Amadeus author dies
mainThe brilliant English playwright Peter Shaffer, author of Equus and Amadeus, has died in Ireland, aged 90.
His alternative life of Mozart, seen through the eyes of his bitter rival Antonio Salieri, completely overturned the public image of Mozart as a heaven-sent angel.
I was just thinking about this yesterday… RIP to the man who RUINED (for a very bad reason) the reputation of Salieri, portraying him as a loser and a jealous miser. I’m sorry for your loved ones that you are no longer with us.
”He taught me EVERYTHING I know” – Ludwig van Beethoven on Salieri.
…and who did a number on Mozart, too, convincing innocent, unknowing audiences that that admittedly flawed but fine human being was a clown and a boor and virtually an idiot-savant. The specious argument, “But ‘Amadeus’ got so many people interested in Mozart’s music” has never flown with me; I’d rather have an uninformed public than a misinformed one. (Oh, and an extra jab for having reduced Constanze to the level of Valley Girl.)
A very great playwright, no-one believed Amadeus was an historical account, and I can tell you, as someone who was working in a classical record store at the time, that Salieri’s music also had a huge surge in interest after the movie, though it was probably a bit late for him by then. The above quote (posted by Salieri himself apparently) from Beethoven is a great demonstration of why you should never listen to anything composers say. The difference between Salieri and Beethoven or Mozart is of course something that cannot be taught. In that, at least the play and the movie speak the truth. A very honest account of how artists interact with each other. More relevant than every these days. Oh, and avoid the director’s cut of the movie. He stuffed it right up!
Definitely… it’s so much about process. About personality… btw, I’m a big admirer of your writings, Mr Osborne.
I respectfully disagree with your assertion that “no-one believed ‘Amadeus’ was an historical account”, as I have lectured on Mozart on several occasions, and have asked the audiences, “How many of you thought that ‘Amadeus’ was a factual and responsible depiction of Mozart’s life?” In every case, virtually every hand went up. If these laypersons represented the bulk of movie-goers who took in, and were taken in by, “Amadeus”, then there is a pretty substantial crowd out there who accepted Shaffer’s misrepresentation as gospel.
Then they have a lot to learn. Movies and plays are not documentaries.
I think that maybe films about composers have rarely been accurate. Can you think of one?
Anyway, I am a music professional who loved Amadeus for what it was. Even I, however, when it first came out, wasn’t sure about what was wrong and what was right. The film, script, costuming, acting, etc. were very well done. It encouraged me to learn more about Mozart and listen to more of his music, as it did others.
There are many historical subjects, which when filmed or played on stage, play loosely with the facts, but they are still life-changing, entertaining, beautifully wrought, and/or spectacular in only one or two aspects (acting, film score, etc.). Amadeus was a good story, well told, even if made up.
*****
**Tasks to complete**
1. Copy the Peter Shaffer page between "His alternative life" and "of Valley Girl.)", inclusive, putting "competitor" in place of "rival".
2. Write what comes next on the Peter Shaffer page, starting after its last sentence.
The listing has no connection to the Peter Shaffer page.

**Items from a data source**
*****
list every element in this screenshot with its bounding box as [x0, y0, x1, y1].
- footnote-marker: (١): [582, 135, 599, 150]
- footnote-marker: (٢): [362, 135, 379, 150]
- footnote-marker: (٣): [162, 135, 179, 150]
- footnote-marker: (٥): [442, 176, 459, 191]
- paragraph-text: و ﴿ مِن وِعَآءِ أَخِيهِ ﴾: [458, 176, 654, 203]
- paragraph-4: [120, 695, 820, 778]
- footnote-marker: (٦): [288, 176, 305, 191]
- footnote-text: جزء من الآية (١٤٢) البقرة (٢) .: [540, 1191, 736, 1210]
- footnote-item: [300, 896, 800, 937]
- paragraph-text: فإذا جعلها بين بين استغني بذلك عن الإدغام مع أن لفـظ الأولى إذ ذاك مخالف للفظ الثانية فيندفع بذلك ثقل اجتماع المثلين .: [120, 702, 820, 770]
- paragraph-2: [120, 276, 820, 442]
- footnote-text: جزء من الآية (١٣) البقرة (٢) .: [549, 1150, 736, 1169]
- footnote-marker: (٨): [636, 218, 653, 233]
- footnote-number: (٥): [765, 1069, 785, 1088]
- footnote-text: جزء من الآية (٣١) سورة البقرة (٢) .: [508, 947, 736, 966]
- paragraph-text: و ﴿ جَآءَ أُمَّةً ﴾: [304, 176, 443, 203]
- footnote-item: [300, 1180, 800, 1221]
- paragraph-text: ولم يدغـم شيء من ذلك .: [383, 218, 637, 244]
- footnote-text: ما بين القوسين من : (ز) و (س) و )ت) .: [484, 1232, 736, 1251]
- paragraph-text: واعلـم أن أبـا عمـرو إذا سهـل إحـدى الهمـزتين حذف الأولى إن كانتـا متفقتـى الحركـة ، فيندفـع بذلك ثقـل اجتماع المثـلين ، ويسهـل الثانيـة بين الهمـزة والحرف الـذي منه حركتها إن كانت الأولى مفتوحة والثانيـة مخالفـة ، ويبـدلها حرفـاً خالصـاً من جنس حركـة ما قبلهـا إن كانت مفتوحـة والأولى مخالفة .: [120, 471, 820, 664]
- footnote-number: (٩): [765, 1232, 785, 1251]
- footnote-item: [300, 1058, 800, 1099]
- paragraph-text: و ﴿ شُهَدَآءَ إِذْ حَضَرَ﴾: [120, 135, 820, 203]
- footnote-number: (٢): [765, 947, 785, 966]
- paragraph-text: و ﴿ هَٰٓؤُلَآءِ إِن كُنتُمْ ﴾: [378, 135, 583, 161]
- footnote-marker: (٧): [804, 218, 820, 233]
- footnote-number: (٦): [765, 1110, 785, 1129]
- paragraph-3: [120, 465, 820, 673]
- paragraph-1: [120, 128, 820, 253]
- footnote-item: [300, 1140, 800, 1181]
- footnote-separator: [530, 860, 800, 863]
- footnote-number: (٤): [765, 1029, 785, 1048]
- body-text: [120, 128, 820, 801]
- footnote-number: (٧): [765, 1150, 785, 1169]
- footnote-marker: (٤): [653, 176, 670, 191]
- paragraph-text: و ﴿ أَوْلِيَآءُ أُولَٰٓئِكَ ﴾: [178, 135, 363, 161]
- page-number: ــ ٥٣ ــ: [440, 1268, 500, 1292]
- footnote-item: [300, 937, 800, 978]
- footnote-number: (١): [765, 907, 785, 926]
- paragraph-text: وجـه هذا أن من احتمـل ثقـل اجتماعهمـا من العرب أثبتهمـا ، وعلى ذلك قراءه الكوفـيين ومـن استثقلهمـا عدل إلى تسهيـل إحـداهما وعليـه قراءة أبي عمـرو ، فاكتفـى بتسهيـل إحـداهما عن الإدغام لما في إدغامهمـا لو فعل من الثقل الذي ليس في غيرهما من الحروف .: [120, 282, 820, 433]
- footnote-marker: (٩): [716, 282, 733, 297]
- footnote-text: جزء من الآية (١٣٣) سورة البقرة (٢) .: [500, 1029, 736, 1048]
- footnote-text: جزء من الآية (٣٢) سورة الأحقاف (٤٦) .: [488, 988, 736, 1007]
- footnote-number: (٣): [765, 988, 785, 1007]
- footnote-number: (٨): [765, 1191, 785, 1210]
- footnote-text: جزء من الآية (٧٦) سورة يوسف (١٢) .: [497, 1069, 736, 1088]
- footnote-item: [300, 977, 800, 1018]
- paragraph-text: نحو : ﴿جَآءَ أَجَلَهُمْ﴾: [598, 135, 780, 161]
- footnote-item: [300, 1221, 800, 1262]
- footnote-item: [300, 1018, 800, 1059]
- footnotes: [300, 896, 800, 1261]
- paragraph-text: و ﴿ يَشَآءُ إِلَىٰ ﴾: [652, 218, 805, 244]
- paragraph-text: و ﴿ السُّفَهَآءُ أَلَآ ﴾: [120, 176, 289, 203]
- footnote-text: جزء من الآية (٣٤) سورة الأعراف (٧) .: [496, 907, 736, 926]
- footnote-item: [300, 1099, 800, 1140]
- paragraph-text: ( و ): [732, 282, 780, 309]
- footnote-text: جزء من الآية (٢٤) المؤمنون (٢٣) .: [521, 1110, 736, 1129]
*****
**Results of the exercise**
1.
His alternative life of Mozart, seen through the eyes of his bitter competitor Antonio Salieri, completely overturned the public image of Mozart as a heaven-sent angel.
I was just thinking about this yesterday… RIP to the man who RUINED (for a very bad reason) the reputation of Salieri, portraying him as a loser and a jealous miser. I’m sorry for your loved ones that you are no longer with us.
”He taught me EVERYTHING I know” – Ludwig van Beethoven on Salieri.
…and who did a number on Mozart, too, convincing innocent, unknowing audiences that that admittedly flawed but fine human being was a clown and a boor and virtually an idiot-savant. The specious argument, “But ‘Amadeus’ got so many people interested in Mozart’s music” has never flown with me; I’d rather have an uninformed public than a misinformed one. (Oh, and an extra jab for having reduced Constanze to the level of Valley Girl.)

2.
In my opinion, “Amadeus” contained the finest writing ABOUT music ever to appear in either a play, film or novel. For me, that is where its interest resides. I became enamored of Mozart after the film (and I was already a serious music lover) but that interest has seriously waned over the decades in favour of more angular and muscular composers (Beethoven, just as one example). And reading the letters of Mozart certainly does reveal a somewhat infantile personality. Some people have a problem with that.
Right. This letter to his father is infantile and imbecilic, for sure.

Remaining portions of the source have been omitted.